Reproduce each line that includes the word "encoder".

(Dataset items)
******************************

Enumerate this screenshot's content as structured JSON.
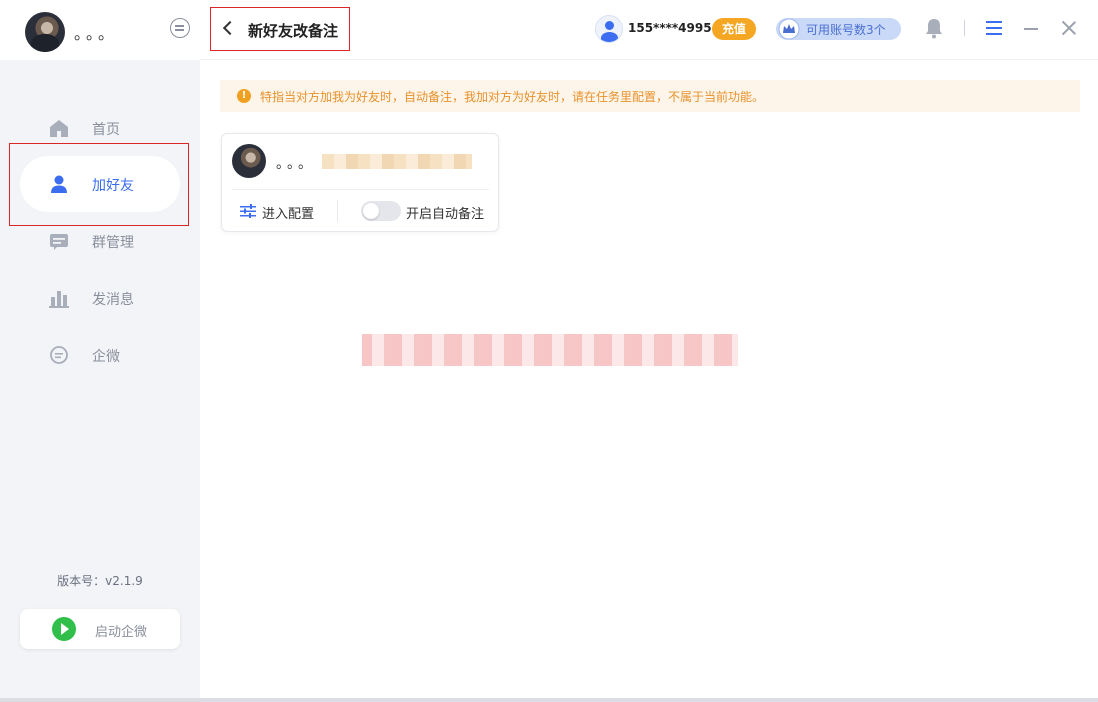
{
  "sidebar": {
    "nickname": "。。。",
    "items": [
      {
        "label": "首页",
        "icon": "home-icon",
        "active": false
      },
      {
        "label": "加好友",
        "icon": "user-icon",
        "active": true
      },
      {
        "label": "群管理",
        "icon": "group-manage-icon",
        "active": false
      },
      {
        "label": "发消息",
        "icon": "message-chart-icon",
        "active": false
      },
      {
        "label": "企微",
        "icon": "chat-bubble-icon",
        "active": false
      }
    ],
    "version": "版本号：v2.1.9",
    "start_label": "启动企微"
  },
  "header": {
    "title": "新好友改备注",
    "phone": "155****4995",
    "recharge_label": "充值",
    "accounts_label": "可用账号数3个"
  },
  "notice": {
    "text": "特指当对方加我为好友时，自动备注，我加对方为好友时，请在任务里配置，不属于当前功能。"
  },
  "card": {
    "name": "。。。",
    "config_label": "进入配置",
    "toggle_label": "开启自动备注",
    "toggle_on": false
  },
  "colors": {
    "accent": "#3c6df0",
    "warning": "#e8912b",
    "recharge": "#f5a623",
    "highlight": "#d92626"
  }
}
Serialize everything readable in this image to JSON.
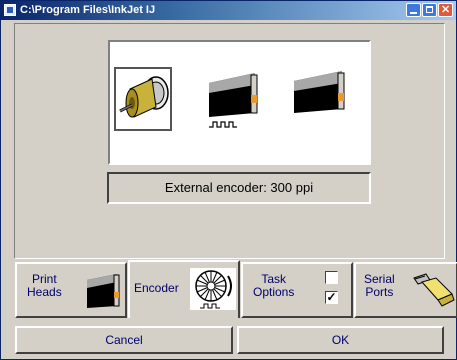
{
  "window": {
    "title": "C:\\Program Files\\InkJet  IJ"
  },
  "encoder": {
    "options": [
      {
        "name": "external-encoder",
        "selected": true
      },
      {
        "name": "internal-pulse",
        "selected": false
      },
      {
        "name": "internal-no-encoder",
        "selected": false
      }
    ],
    "status": "External encoder: 300 ppi"
  },
  "tabs": {
    "print_heads_line1": "Print",
    "print_heads_line2": "Heads",
    "encoder": "Encoder",
    "task_options_line1": "Task",
    "task_options_line2": "Options",
    "serial_ports_line1": "Serial",
    "serial_ports_line2": "Ports",
    "task_checkbox_1_checked": false,
    "task_checkbox_2_checked": true,
    "task_checkbox_2_glyph": "✓"
  },
  "buttons": {
    "cancel": "Cancel",
    "ok": "OK"
  },
  "colors": {
    "titlebar_start": "#0a246a",
    "label_text": "#00006a",
    "face": "#d4d0c8"
  }
}
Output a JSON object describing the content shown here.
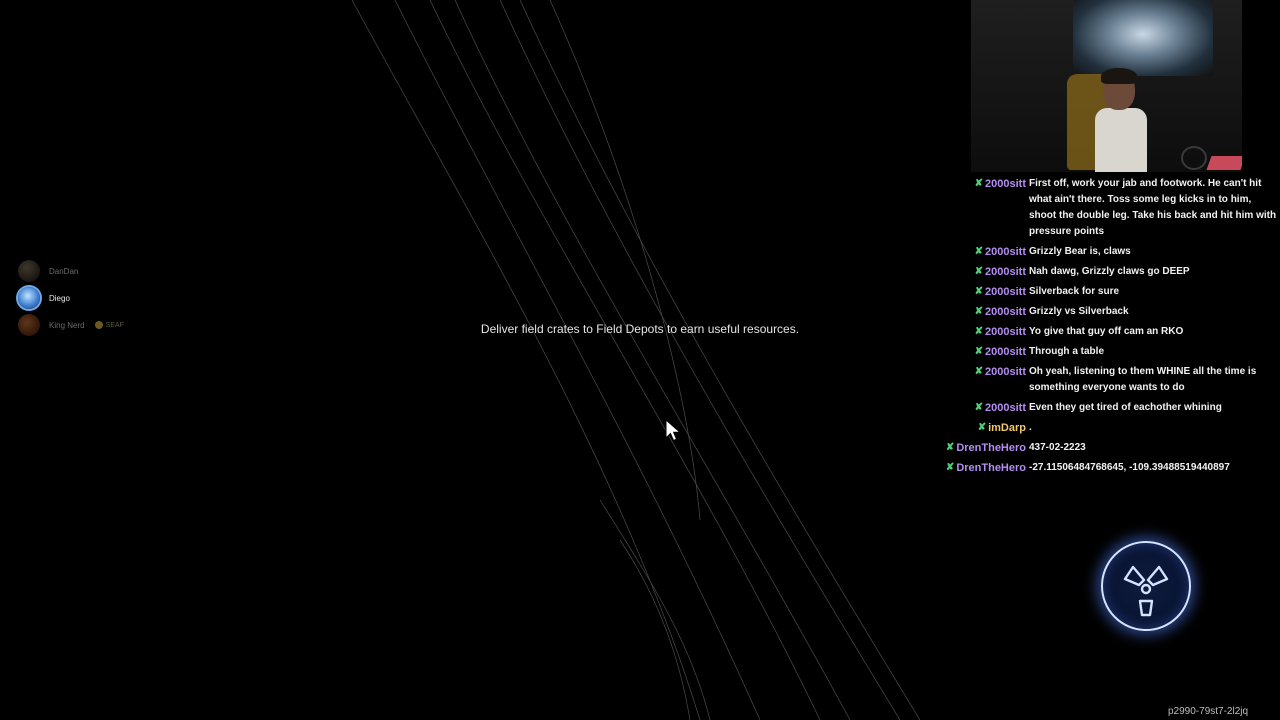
{
  "party": {
    "members": [
      {
        "name": "DanDan",
        "state": "dim"
      },
      {
        "name": "Diego",
        "state": "active"
      },
      {
        "name": "King Nerd",
        "state": "dim",
        "badge": "SEAF"
      }
    ]
  },
  "objective": {
    "text": "Deliver field crates to Field Depots to earn useful resources."
  },
  "chat": {
    "icon_color": "#4bd17a",
    "messages": [
      {
        "user": "2000sitt",
        "color": "#b48df0",
        "text": "First off, work your jab and footwork. He can't hit what ain't there. Toss some leg kicks in to him, shoot the double leg. Take his back and hit him with pressure points"
      },
      {
        "user": "2000sitt",
        "color": "#b48df0",
        "text": "Grizzly Bear is, claws"
      },
      {
        "user": "2000sitt",
        "color": "#b48df0",
        "text": "Nah dawg, Grizzly claws go DEEP"
      },
      {
        "user": "2000sitt",
        "color": "#b48df0",
        "text": "Silverback for sure"
      },
      {
        "user": "2000sitt",
        "color": "#b48df0",
        "text": "Grizzly vs Silverback"
      },
      {
        "user": "2000sitt",
        "color": "#b48df0",
        "text": "Yo give that guy off cam an RKO"
      },
      {
        "user": "2000sitt",
        "color": "#b48df0",
        "text": "Through a table"
      },
      {
        "user": "2000sitt",
        "color": "#b48df0",
        "text": "Oh yeah, listening to them WHINE all the time is something everyone wants to do"
      },
      {
        "user": "2000sitt",
        "color": "#b48df0",
        "text": "Even they get tired of eachother whining"
      },
      {
        "user": "imDarp",
        "color": "#f0c76a",
        "text": "."
      },
      {
        "user": "DrenTheHero",
        "color": "#b48df0",
        "text": "437-02-2223"
      },
      {
        "user": "DrenTheHero",
        "color": "#b48df0",
        "text": "-27.11506484768645, -109.39488519440897"
      }
    ]
  },
  "ability": {
    "icon": "radiation-triskelion-icon",
    "glow_color": "#5082ff"
  },
  "footer": {
    "session_id": "p2990-79st7-2l2jq"
  }
}
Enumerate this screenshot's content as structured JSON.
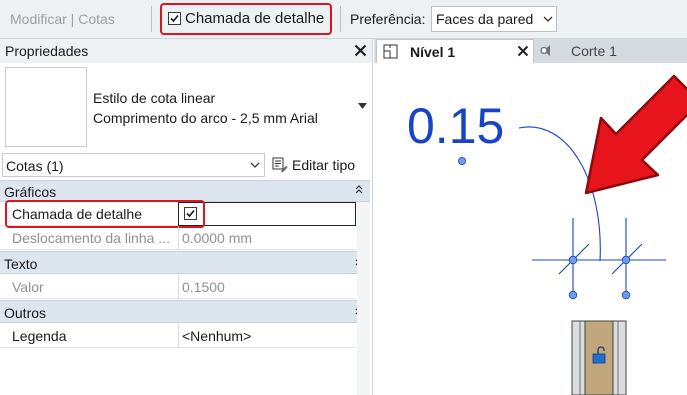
{
  "options_bar": {
    "context": "Modificar | Cotas",
    "detail_callout_label": "Chamada de detalhe",
    "detail_callout_checked": true,
    "preference_label": "Preferência:",
    "preference_value": "Faces da pared"
  },
  "properties": {
    "title": "Propriedades",
    "type_line1": "Estilo de cota linear",
    "type_line2": "Comprimento do arco - 2,5 mm Arial",
    "filter_value": "Cotas (1)",
    "edit_type_label": "Editar tipo",
    "sections": [
      {
        "name": "Gráficos",
        "rows": [
          {
            "label": "Chamada de detalhe",
            "value": "",
            "checked": true
          },
          {
            "label": "Deslocamento da linha ...",
            "value": "0.0000 mm"
          }
        ]
      },
      {
        "name": "Texto",
        "rows": [
          {
            "label": "Valor",
            "value": "0.1500"
          }
        ]
      },
      {
        "name": "Outros",
        "rows": [
          {
            "label": "Legenda",
            "value": "<Nenhum>"
          }
        ]
      }
    ]
  },
  "view": {
    "tab_active": "Nível 1",
    "tab_inactive": "Corte 1",
    "dimension_text": "0.15",
    "colors": {
      "dimension_blue": "#1a44c8",
      "arrow_red": "#e8141c",
      "wall_brown": "#c2a77c"
    }
  }
}
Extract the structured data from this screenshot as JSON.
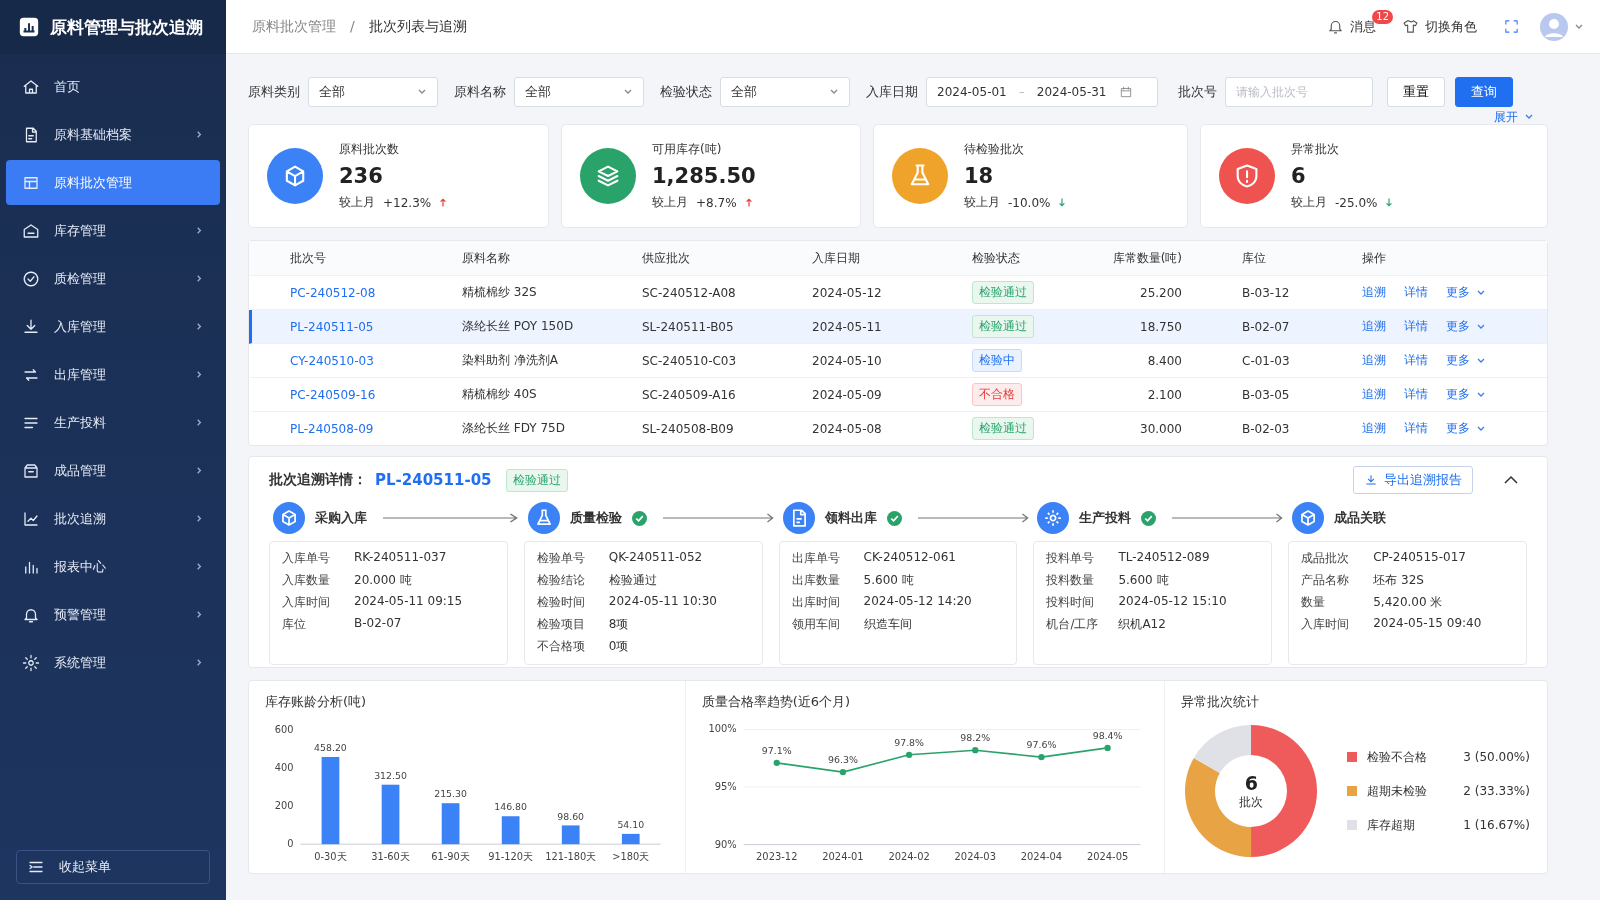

******************************

Correct result:
  "encoder": {
        "name": "external-encoder",
        "name": "internal-no-encoder",
    "status": "External encoder: 300 ppi"
    "encoder": "Encoder",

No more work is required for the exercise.